SUPPLIED DATA:
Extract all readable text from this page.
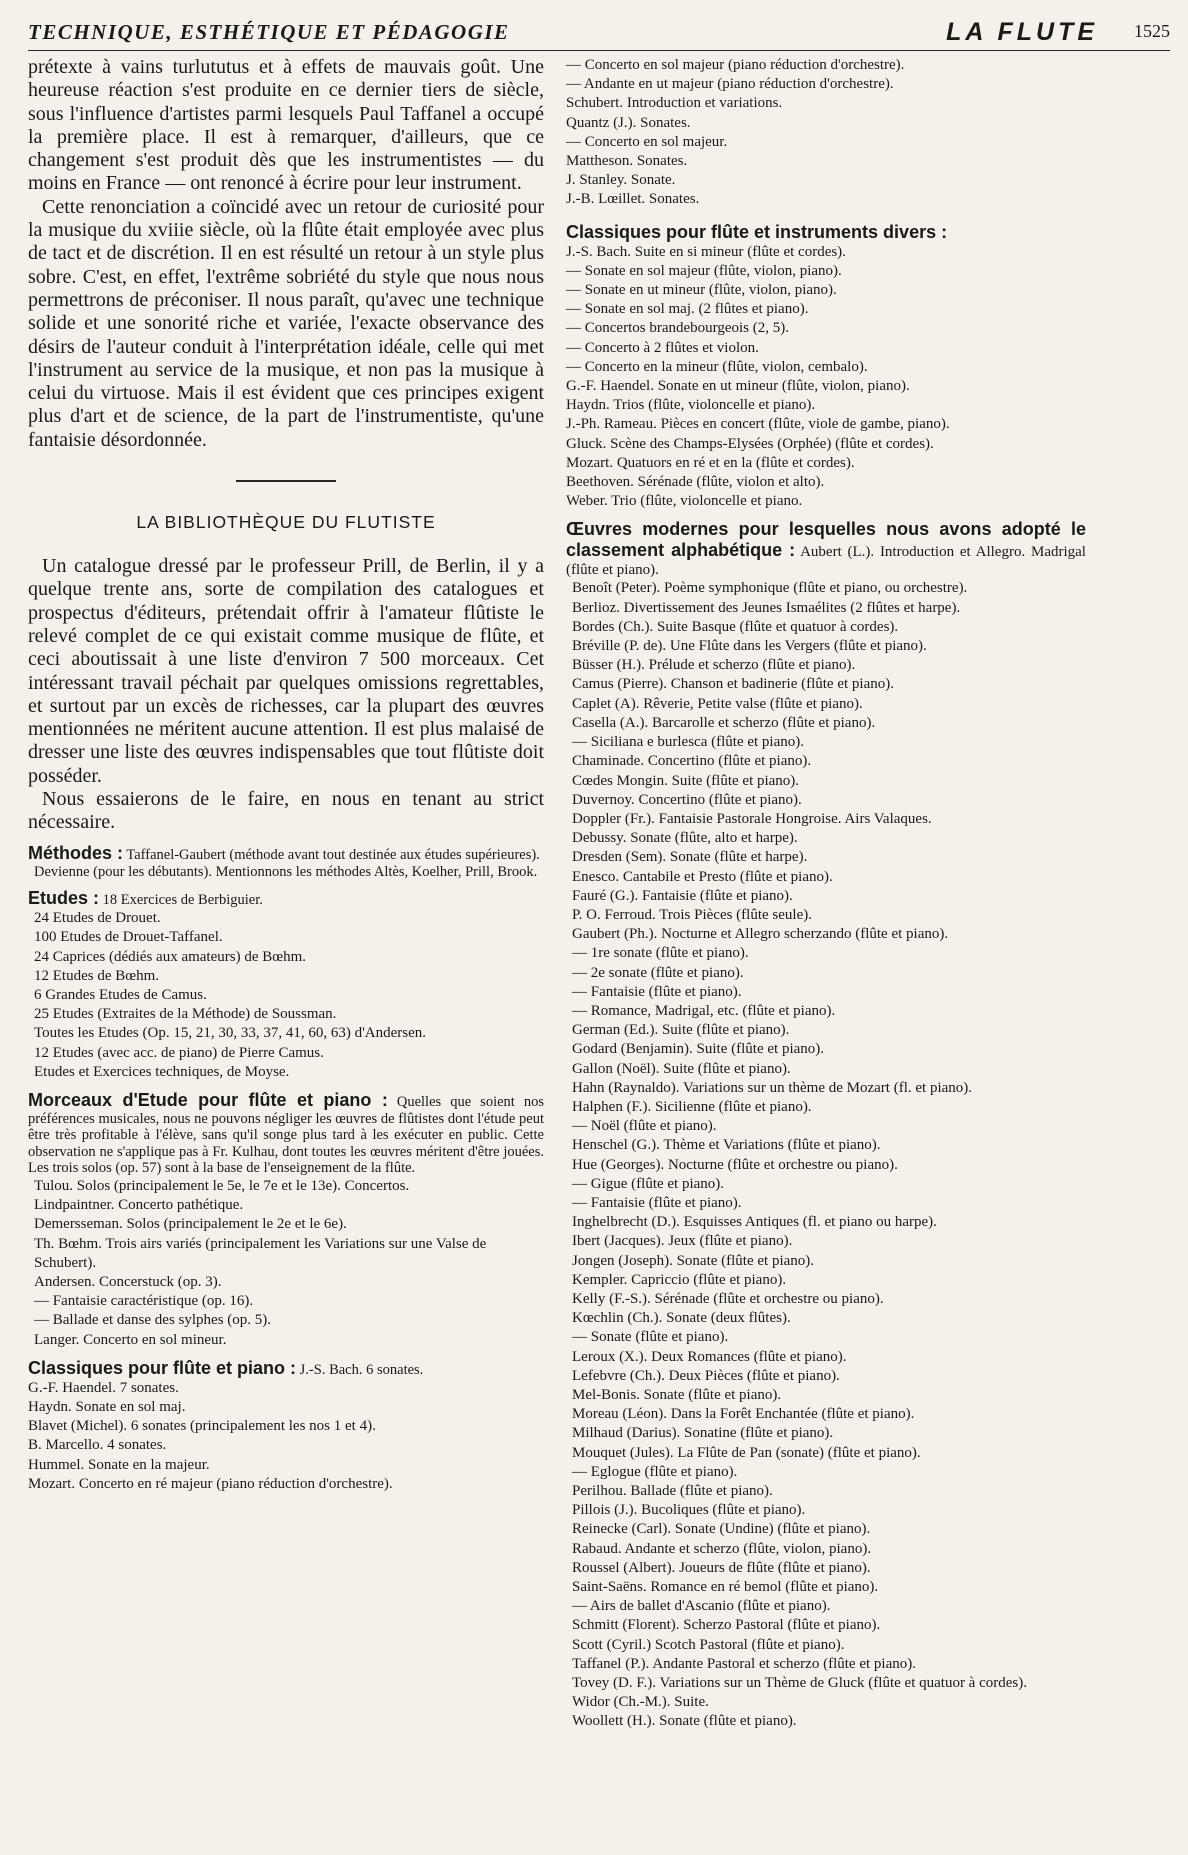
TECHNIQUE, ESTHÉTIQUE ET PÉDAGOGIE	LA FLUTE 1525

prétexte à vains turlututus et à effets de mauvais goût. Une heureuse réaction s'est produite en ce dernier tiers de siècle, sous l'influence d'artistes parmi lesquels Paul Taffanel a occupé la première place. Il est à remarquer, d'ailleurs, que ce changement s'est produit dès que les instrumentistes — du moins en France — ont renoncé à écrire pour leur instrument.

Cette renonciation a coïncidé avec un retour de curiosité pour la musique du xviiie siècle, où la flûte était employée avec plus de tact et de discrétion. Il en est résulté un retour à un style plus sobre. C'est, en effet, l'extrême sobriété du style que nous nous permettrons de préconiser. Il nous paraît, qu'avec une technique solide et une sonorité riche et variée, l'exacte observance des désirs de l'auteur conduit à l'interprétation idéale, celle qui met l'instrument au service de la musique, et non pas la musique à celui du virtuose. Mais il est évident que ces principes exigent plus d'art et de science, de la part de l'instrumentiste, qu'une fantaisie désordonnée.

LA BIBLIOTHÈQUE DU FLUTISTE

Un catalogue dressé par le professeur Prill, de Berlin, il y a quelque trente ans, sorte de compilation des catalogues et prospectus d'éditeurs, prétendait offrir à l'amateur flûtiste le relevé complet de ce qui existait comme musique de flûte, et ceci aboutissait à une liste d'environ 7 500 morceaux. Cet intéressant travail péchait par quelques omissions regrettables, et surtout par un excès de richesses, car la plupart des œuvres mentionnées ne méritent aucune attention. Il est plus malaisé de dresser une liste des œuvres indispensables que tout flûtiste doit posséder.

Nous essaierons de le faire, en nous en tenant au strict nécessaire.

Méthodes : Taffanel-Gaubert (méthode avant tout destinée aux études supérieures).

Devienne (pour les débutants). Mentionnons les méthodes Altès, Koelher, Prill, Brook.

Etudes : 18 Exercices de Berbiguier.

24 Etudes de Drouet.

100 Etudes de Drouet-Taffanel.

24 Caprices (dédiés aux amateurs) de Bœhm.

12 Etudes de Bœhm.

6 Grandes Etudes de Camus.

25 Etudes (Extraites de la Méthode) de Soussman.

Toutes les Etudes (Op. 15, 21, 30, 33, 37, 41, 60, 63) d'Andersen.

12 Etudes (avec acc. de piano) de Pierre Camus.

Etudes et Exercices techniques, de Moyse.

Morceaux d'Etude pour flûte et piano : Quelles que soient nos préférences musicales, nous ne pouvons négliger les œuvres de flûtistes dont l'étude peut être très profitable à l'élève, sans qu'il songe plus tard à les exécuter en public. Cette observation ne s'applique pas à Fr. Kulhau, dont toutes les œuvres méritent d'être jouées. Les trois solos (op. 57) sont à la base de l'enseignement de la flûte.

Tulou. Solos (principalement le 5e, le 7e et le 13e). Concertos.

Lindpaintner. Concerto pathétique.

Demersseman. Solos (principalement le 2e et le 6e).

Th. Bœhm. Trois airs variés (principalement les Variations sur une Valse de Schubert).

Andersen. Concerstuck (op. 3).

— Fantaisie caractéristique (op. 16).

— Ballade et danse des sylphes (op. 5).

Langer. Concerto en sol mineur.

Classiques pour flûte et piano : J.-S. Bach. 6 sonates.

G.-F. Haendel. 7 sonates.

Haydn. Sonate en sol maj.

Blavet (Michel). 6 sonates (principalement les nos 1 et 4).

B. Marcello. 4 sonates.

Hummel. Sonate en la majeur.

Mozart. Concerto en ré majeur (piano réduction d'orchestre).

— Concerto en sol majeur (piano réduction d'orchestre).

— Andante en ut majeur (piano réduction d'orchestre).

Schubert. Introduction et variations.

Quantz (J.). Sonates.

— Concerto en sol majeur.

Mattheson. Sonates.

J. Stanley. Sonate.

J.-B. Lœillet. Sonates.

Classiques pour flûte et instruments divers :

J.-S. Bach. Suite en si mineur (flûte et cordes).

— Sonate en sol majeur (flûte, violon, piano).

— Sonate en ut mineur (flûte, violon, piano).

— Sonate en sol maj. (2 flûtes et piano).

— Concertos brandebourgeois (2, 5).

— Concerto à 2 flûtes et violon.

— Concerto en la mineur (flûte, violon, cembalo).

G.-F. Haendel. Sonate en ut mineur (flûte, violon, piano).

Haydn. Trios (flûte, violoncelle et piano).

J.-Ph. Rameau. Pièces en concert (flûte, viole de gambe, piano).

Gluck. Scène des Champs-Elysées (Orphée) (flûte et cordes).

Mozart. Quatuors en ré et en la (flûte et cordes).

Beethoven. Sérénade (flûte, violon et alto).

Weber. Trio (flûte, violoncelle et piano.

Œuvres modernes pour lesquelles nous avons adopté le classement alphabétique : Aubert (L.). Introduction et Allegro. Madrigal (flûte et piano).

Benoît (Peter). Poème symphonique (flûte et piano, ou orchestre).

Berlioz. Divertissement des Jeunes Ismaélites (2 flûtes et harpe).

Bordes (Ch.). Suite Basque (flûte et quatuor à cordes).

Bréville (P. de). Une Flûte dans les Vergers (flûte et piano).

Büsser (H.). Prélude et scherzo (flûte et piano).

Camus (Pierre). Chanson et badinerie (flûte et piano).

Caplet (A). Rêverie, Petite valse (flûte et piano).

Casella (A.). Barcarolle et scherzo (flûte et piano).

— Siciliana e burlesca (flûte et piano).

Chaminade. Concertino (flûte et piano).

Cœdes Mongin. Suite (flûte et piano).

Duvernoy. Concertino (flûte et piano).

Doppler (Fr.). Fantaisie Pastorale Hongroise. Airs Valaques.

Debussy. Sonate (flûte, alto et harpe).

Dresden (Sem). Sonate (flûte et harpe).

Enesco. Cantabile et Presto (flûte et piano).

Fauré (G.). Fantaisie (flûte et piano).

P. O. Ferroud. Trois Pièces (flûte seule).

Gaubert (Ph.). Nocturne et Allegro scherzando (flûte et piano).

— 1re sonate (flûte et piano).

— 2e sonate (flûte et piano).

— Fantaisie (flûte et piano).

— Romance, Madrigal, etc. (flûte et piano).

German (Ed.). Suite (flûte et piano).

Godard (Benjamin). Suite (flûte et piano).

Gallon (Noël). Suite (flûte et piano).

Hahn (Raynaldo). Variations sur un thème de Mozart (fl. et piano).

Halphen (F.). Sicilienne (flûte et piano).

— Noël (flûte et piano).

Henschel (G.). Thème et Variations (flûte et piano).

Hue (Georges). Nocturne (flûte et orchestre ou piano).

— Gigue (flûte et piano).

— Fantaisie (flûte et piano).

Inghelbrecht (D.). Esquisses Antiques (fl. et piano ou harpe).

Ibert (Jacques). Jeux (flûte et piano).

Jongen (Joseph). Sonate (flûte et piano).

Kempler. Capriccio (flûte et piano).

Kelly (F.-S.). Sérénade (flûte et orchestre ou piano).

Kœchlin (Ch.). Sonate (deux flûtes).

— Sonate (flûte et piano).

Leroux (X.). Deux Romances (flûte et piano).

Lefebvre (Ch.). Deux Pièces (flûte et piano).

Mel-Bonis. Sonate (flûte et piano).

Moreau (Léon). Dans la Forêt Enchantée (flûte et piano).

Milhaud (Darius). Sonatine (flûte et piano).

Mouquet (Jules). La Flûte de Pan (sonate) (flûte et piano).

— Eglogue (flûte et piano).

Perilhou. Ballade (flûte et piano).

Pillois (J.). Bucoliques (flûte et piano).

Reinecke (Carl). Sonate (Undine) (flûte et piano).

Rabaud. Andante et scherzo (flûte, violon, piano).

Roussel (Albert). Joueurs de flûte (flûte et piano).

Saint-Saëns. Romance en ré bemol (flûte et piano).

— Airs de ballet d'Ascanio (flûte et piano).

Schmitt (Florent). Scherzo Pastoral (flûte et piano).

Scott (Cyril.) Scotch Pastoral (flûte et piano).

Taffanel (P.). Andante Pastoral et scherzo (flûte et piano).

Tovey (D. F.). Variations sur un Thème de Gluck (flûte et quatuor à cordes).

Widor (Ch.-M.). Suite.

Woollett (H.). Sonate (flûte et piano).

---

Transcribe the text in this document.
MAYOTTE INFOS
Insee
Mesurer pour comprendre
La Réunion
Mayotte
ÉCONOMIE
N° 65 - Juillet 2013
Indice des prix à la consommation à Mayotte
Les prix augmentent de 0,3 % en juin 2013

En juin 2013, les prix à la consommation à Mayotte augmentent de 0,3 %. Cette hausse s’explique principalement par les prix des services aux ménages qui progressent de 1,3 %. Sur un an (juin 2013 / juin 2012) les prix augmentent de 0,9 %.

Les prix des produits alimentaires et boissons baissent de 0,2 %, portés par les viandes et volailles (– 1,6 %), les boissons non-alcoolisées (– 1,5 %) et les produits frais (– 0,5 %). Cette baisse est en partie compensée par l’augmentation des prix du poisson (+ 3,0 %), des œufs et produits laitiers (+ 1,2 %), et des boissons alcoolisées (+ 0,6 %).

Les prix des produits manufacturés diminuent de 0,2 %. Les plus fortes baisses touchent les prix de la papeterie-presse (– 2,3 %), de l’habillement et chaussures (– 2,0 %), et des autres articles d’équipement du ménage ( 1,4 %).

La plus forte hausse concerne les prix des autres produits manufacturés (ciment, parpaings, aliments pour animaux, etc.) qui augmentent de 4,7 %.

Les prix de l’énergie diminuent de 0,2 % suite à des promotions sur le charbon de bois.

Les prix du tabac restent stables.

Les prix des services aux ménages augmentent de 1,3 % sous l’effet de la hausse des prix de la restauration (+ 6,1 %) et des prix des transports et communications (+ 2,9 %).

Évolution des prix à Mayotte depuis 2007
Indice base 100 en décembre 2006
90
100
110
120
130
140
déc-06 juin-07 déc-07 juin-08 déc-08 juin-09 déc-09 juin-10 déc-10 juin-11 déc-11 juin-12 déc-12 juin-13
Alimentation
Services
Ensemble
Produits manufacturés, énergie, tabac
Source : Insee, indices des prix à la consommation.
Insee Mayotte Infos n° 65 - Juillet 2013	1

* * *

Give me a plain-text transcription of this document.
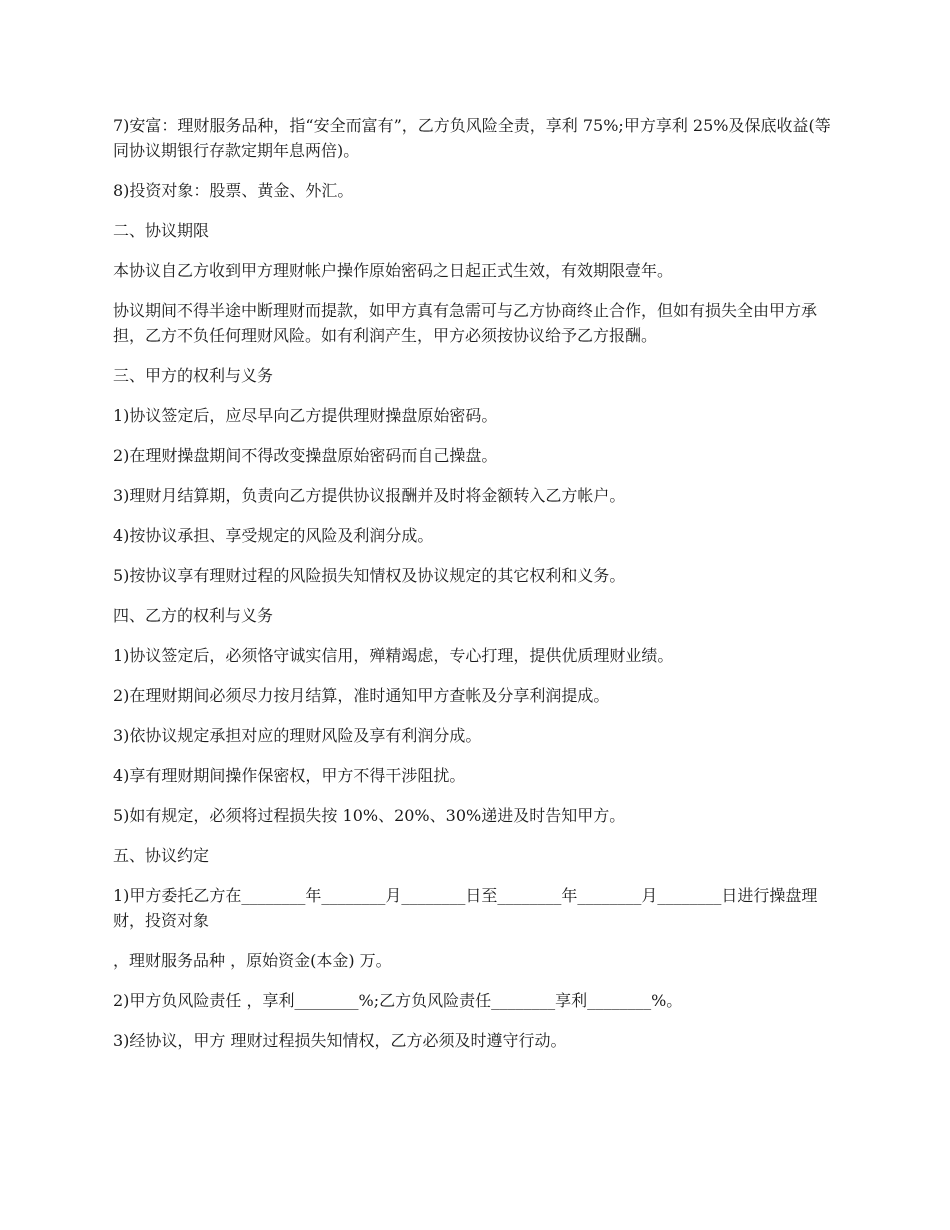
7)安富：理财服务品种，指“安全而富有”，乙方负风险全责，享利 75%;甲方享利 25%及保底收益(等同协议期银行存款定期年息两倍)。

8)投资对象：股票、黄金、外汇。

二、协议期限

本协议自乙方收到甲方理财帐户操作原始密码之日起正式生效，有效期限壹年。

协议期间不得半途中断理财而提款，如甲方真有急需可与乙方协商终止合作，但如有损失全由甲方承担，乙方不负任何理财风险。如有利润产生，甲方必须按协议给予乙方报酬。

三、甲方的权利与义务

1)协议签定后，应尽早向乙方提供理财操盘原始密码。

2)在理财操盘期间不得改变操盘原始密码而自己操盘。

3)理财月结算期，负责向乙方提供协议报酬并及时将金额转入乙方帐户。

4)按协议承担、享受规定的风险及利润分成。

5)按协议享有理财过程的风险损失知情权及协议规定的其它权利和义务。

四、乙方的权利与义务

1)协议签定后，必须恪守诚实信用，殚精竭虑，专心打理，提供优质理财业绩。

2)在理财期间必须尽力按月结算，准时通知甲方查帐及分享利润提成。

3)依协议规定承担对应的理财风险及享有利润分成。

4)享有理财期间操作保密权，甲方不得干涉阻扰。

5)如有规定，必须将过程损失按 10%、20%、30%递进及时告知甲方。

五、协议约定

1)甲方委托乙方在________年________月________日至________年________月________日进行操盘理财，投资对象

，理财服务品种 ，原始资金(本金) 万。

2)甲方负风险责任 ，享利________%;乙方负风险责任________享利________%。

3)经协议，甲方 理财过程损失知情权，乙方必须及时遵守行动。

WHAT IS ASKED:
Locate all lines in the listing above with the word "avec" and copy them.

EXERCISE SOLUTION:
Cette renonciation a coïncidé avec un retour de curiosité pour la musique du xviiie siècle, où la flûte était employée avec plus de tact et de discrétion. Il en est résulté un retour à un style plus sobre. C'est, en effet, l'extrême sobriété du style que nous nous permettrons de préconiser. Il nous paraît, qu'avec une technique solide et une sonorité riche et variée, l'exacte observance des désirs de l'auteur conduit à l'interprétation idéale, celle qui met l'instrument au service de la musique, et non pas la musique à celui du virtuose. Mais il est évident que ces principes exigent plus d'art et de science, de la part de l'instrumentiste, qu'une fantaisie désordonnée.
12 Etudes (avec acc. de piano) de Pierre Camus.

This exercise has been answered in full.